--- Start of Rows ---
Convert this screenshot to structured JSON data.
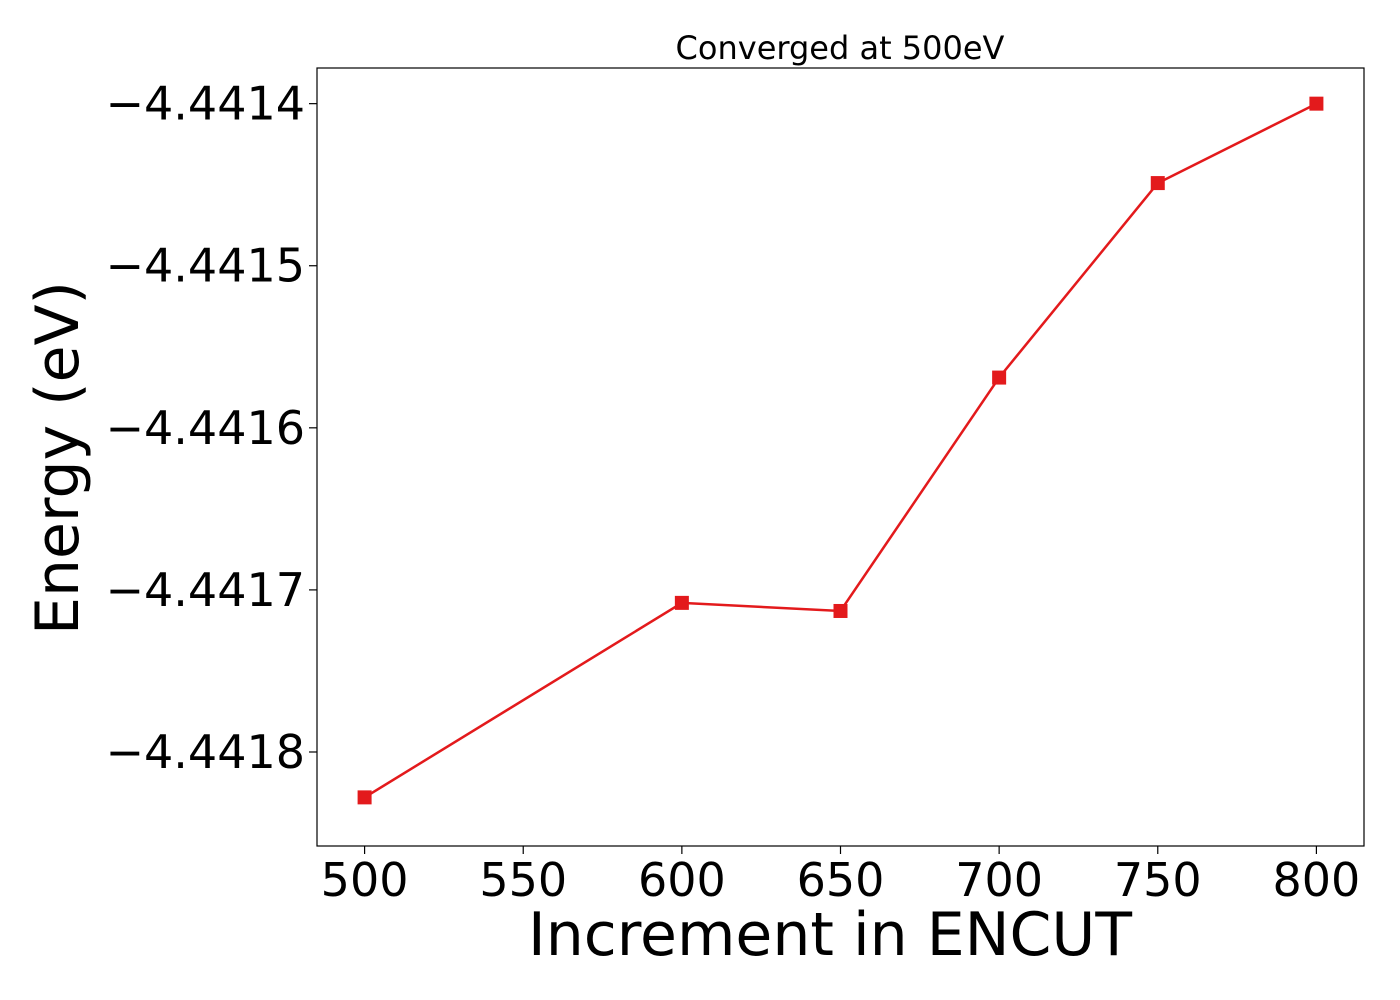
{
  "chart_data": {
    "type": "line",
    "title": "Converged at 500eV",
    "xlabel": "Increment in ENCUT",
    "ylabel": "Energy (eV)",
    "x": [
      500,
      600,
      650,
      700,
      750,
      800
    ],
    "series": [
      {
        "values": [
          -4.441828,
          -4.441708,
          -4.441713,
          -4.441569,
          -4.441449,
          -4.4414
        ],
        "color": "#e31a1c",
        "marker": "square"
      }
    ],
    "xticks": [
      "500",
      "550",
      "600",
      "650",
      "700",
      "750",
      "800"
    ],
    "xtick_values": [
      500,
      550,
      600,
      650,
      700,
      750,
      800
    ],
    "yticks": [
      "−4.4414",
      "−4.4415",
      "−4.4416",
      "−4.4417",
      "−4.4418"
    ],
    "ytick_values": [
      -4.4414,
      -4.4415,
      -4.4416,
      -4.4417,
      -4.4418
    ],
    "xlim": [
      485,
      815
    ],
    "ylim": [
      -4.441858,
      -4.441378
    ],
    "grid": false,
    "legend": "none"
  }
}
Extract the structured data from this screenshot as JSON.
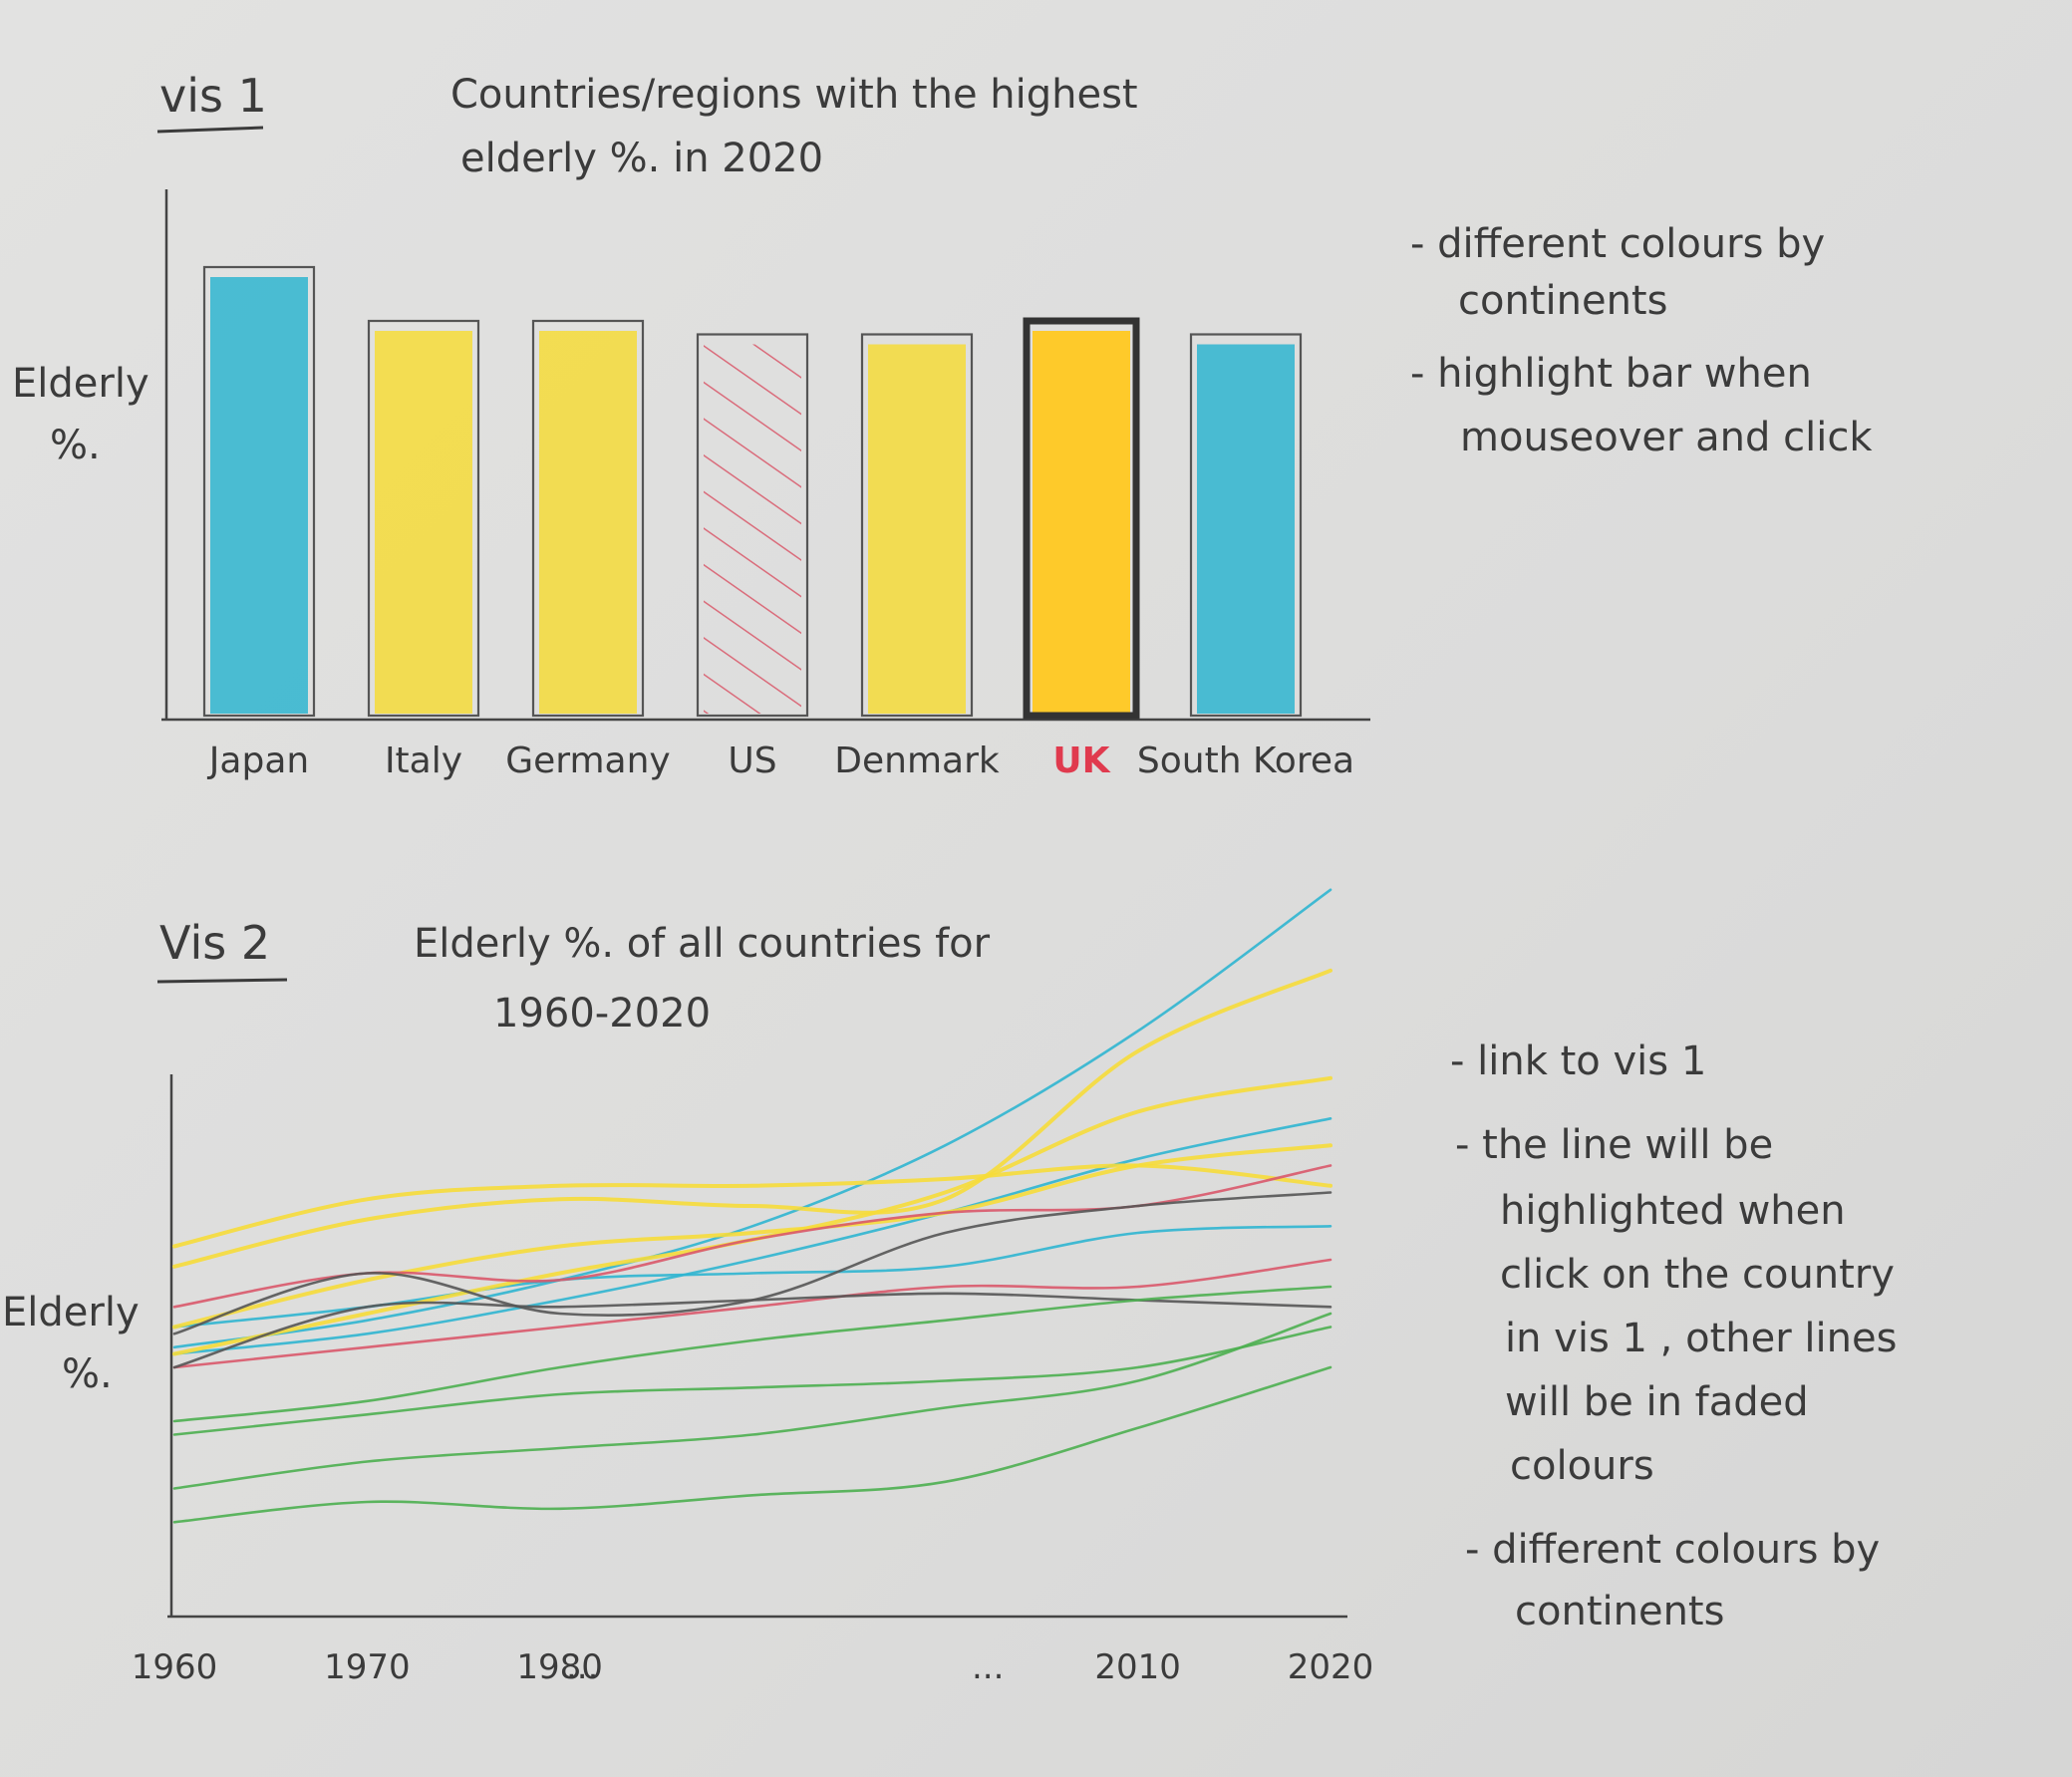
{
  "colors": {
    "asia": "#2fb5d0",
    "europe": "#f6dc3a",
    "uk_fill": "#ffc820",
    "north_america": "#d9586a",
    "highlight_text": "#e03a4e",
    "ink": "#3b3b3b",
    "green": "#4caf50",
    "gray": "#555555"
  },
  "vis1": {
    "tag": "vis 1",
    "title_line1": "Countries/regions with the highest",
    "title_line2": "elderly %. in 2020",
    "ylabel_line1": "Elderly",
    "ylabel_line2": "%.",
    "notes": [
      {
        "line1": "- different colours by",
        "line2": "continents"
      },
      {
        "line1": "- highlight bar when",
        "line2": "mouseover and click"
      }
    ]
  },
  "vis2": {
    "tag": "Vis 2",
    "title_line1": "Elderly %. of all countries for",
    "title_line2": "1960-2020",
    "ylabel_line1": "Elderly",
    "ylabel_line2": "%.",
    "ellipsis_left": "...",
    "ellipsis_right": "...",
    "notes": [
      "- link to vis 1",
      "- the line will be",
      "highlighted when",
      "click on the country",
      "in vis 1 , other lines",
      "will be in faded",
      "colours",
      "- different colours by",
      "continents"
    ]
  },
  "chart_data": [
    {
      "type": "bar",
      "title": "Countries/regions with the highest elderly %. in 2020",
      "ylabel": "Elderly %.",
      "categories": [
        "Japan",
        "Italy",
        "Germany",
        "US",
        "Denmark",
        "UK",
        "South Korea"
      ],
      "values": [
        100,
        88,
        88,
        85,
        85,
        88,
        85
      ],
      "fill": [
        "asia",
        "europe",
        "europe",
        "north_america_hatched",
        "europe",
        "uk_fill",
        "asia"
      ],
      "highlighted": "UK",
      "ylim": [
        0,
        120
      ],
      "grid": false,
      "legend": "none"
    },
    {
      "type": "line",
      "title": "Elderly %. of all countries for 1960-2020",
      "ylabel": "Elderly %.",
      "x_tick_labels": [
        "1960",
        "1970",
        "1980",
        "2010",
        "2020"
      ],
      "x": [
        1960,
        1970,
        1980,
        1990,
        2000,
        2010,
        2020
      ],
      "ylim": [
        0,
        10
      ],
      "grid": false,
      "series": [
        {
          "continent": "asia",
          "values": [
            3.9,
            4.3,
            4.9,
            5.7,
            6.9,
            8.6,
            10.7
          ]
        },
        {
          "continent": "asia",
          "values": [
            3.8,
            4.1,
            4.6,
            5.2,
            5.9,
            6.7,
            7.3
          ]
        },
        {
          "continent": "asia",
          "values": [
            4.2,
            4.5,
            4.9,
            5.0,
            5.1,
            5.6,
            5.7
          ]
        },
        {
          "continent": "europe",
          "values": [
            5.1,
            5.8,
            6.1,
            6.0,
            6.1,
            8.3,
            9.5
          ]
        },
        {
          "continent": "europe",
          "values": [
            5.4,
            6.1,
            6.3,
            6.3,
            6.4,
            6.6,
            6.3
          ]
        },
        {
          "continent": "europe",
          "values": [
            3.8,
            4.4,
            5.0,
            5.5,
            6.2,
            7.4,
            7.9
          ]
        },
        {
          "continent": "europe",
          "values": [
            4.2,
            4.9,
            5.4,
            5.6,
            5.9,
            6.6,
            6.9
          ]
        },
        {
          "continent": "north_america",
          "values": [
            4.5,
            5.0,
            4.9,
            5.5,
            5.9,
            6.0,
            6.6
          ]
        },
        {
          "continent": "north_america",
          "values": [
            3.6,
            3.9,
            4.2,
            4.5,
            4.8,
            4.8,
            5.2
          ]
        },
        {
          "continent": "gray",
          "values": [
            4.1,
            5.0,
            4.4,
            4.6,
            5.6,
            6.0,
            6.2
          ]
        },
        {
          "continent": "gray",
          "values": [
            3.6,
            4.5,
            4.5,
            4.6,
            4.7,
            4.6,
            4.5
          ]
        },
        {
          "continent": "green",
          "values": [
            2.8,
            3.1,
            3.6,
            4.0,
            4.3,
            4.6,
            4.8
          ]
        },
        {
          "continent": "green",
          "values": [
            2.6,
            2.9,
            3.2,
            3.3,
            3.4,
            3.6,
            4.2
          ]
        },
        {
          "continent": "green",
          "values": [
            1.8,
            2.2,
            2.4,
            2.6,
            3.0,
            3.4,
            4.4
          ]
        },
        {
          "continent": "green",
          "values": [
            1.3,
            1.6,
            1.5,
            1.7,
            1.9,
            2.7,
            3.6
          ]
        }
      ]
    }
  ]
}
--- End of Rows ---
* Set exercise:
Set down the lines of the records above exactly, apart from the pictures.

* Written response:
Convert this screenshot to structured JSON data.
{
  "chart_data": {
    "type": "line",
    "title": "Converged at 500eV",
    "xlabel": "Increment in ENCUT",
    "ylabel": "Energy (eV)",
    "x": [
      500,
      600,
      650,
      700,
      750,
      800
    ],
    "series": [
      {
        "values": [
          -4.441828,
          -4.441708,
          -4.441713,
          -4.441569,
          -4.441449,
          -4.4414
        ],
        "color": "#e31a1c",
        "marker": "square"
      }
    ],
    "xticks": [
      "500",
      "550",
      "600",
      "650",
      "700",
      "750",
      "800"
    ],
    "xtick_values": [
      500,
      550,
      600,
      650,
      700,
      750,
      800
    ],
    "yticks": [
      "−4.4414",
      "−4.4415",
      "−4.4416",
      "−4.4417",
      "−4.4418"
    ],
    "ytick_values": [
      -4.4414,
      -4.4415,
      -4.4416,
      -4.4417,
      -4.4418
    ],
    "xlim": [
      485,
      815
    ],
    "ylim": [
      -4.441858,
      -4.441378
    ],
    "grid": false,
    "legend": "none"
  }
}
Extract the structured data from this screenshot as JSON.
{
  "colors": {
    "asia": "#2fb5d0",
    "europe": "#f6dc3a",
    "uk_fill": "#ffc820",
    "north_america": "#d9586a",
    "highlight_text": "#e03a4e",
    "ink": "#3b3b3b",
    "green": "#4caf50",
    "gray": "#555555"
  },
  "vis1": {
    "tag": "vis 1",
    "title_line1": "Countries/regions with the highest",
    "title_line2": "elderly %. in 2020",
    "ylabel_line1": "Elderly",
    "ylabel_line2": "%.",
    "notes": [
      {
        "line1": "- different colours by",
        "line2": "continents"
      },
      {
        "line1": "- highlight bar when",
        "line2": "mouseover and click"
      }
    ]
  },
  "vis2": {
    "tag": "Vis 2",
    "title_line1": "Elderly %. of all countries for",
    "title_line2": "1960-2020",
    "ylabel_line1": "Elderly",
    "ylabel_line2": "%.",
    "ellipsis_left": "...",
    "ellipsis_right": "...",
    "notes": [
      "- link to vis 1",
      "- the line will be",
      "highlighted when",
      "click on the country",
      "in vis 1 , other lines",
      "will be in faded",
      "colours",
      "- different colours by",
      "continents"
    ]
  },
  "chart_data": [
    {
      "type": "bar",
      "title": "Countries/regions with the highest elderly %. in 2020",
      "ylabel": "Elderly %.",
      "categories": [
        "Japan",
        "Italy",
        "Germany",
        "US",
        "Denmark",
        "UK",
        "South Korea"
      ],
      "values": [
        100,
        88,
        88,
        85,
        85,
        88,
        85
      ],
      "fill": [
        "asia",
        "europe",
        "europe",
        "north_america_hatched",
        "europe",
        "uk_fill",
        "asia"
      ],
      "highlighted": "UK",
      "ylim": [
        0,
        120
      ],
      "grid": false,
      "legend": "none"
    },
    {
      "type": "line",
      "title": "Elderly %. of all countries for 1960-2020",
      "ylabel": "Elderly %.",
      "x_tick_labels": [
        "1960",
        "1970",
        "1980",
        "2010",
        "2020"
      ],
      "x": [
        1960,
        1970,
        1980,
        1990,
        2000,
        2010,
        2020
      ],
      "ylim": [
        0,
        10
      ],
      "grid": false,
      "series": [
        {
          "continent": "asia",
          "values": [
            3.9,
            4.3,
            4.9,
            5.7,
            6.9,
            8.6,
            10.7
          ]
        },
        {
          "continent": "asia",
          "values": [
            3.8,
            4.1,
            4.6,
            5.2,
            5.9,
            6.7,
            7.3
          ]
        },
        {
          "continent": "asia",
          "values": [
            4.2,
            4.5,
            4.9,
            5.0,
            5.1,
            5.6,
            5.7
          ]
        },
        {
          "continent": "europe",
          "values": [
            5.1,
            5.8,
            6.1,
            6.0,
            6.1,
            8.3,
            9.5
          ]
        },
        {
          "continent": "europe",
          "values": [
            5.4,
            6.1,
            6.3,
            6.3,
            6.4,
            6.6,
            6.3
          ]
        },
        {
          "continent": "europe",
          "values": [
            3.8,
            4.4,
            5.0,
            5.5,
            6.2,
            7.4,
            7.9
          ]
        },
        {
          "continent": "europe",
          "values": [
            4.2,
            4.9,
            5.4,
            5.6,
            5.9,
            6.6,
            6.9
          ]
        },
        {
          "continent": "north_america",
          "values": [
            4.5,
            5.0,
            4.9,
            5.5,
            5.9,
            6.0,
            6.6
          ]
        },
        {
          "continent": "north_america",
          "values": [
            3.6,
            3.9,
            4.2,
            4.5,
            4.8,
            4.8,
            5.2
          ]
        },
        {
          "continent": "gray",
          "values": [
            4.1,
            5.0,
            4.4,
            4.6,
            5.6,
            6.0,
            6.2
          ]
        },
        {
          "continent": "gray",
          "values": [
            3.6,
            4.5,
            4.5,
            4.6,
            4.7,
            4.6,
            4.5
          ]
        },
        {
          "continent": "green",
          "values": [
            2.8,
            3.1,
            3.6,
            4.0,
            4.3,
            4.6,
            4.8
          ]
        },
        {
          "continent": "green",
          "values": [
            2.6,
            2.9,
            3.2,
            3.3,
            3.4,
            3.6,
            4.2
          ]
        },
        {
          "continent": "green",
          "values": [
            1.8,
            2.2,
            2.4,
            2.6,
            3.0,
            3.4,
            4.4
          ]
        },
        {
          "continent": "green",
          "values": [
            1.3,
            1.6,
            1.5,
            1.7,
            1.9,
            2.7,
            3.6
          ]
        }
      ]
    }
  ]
}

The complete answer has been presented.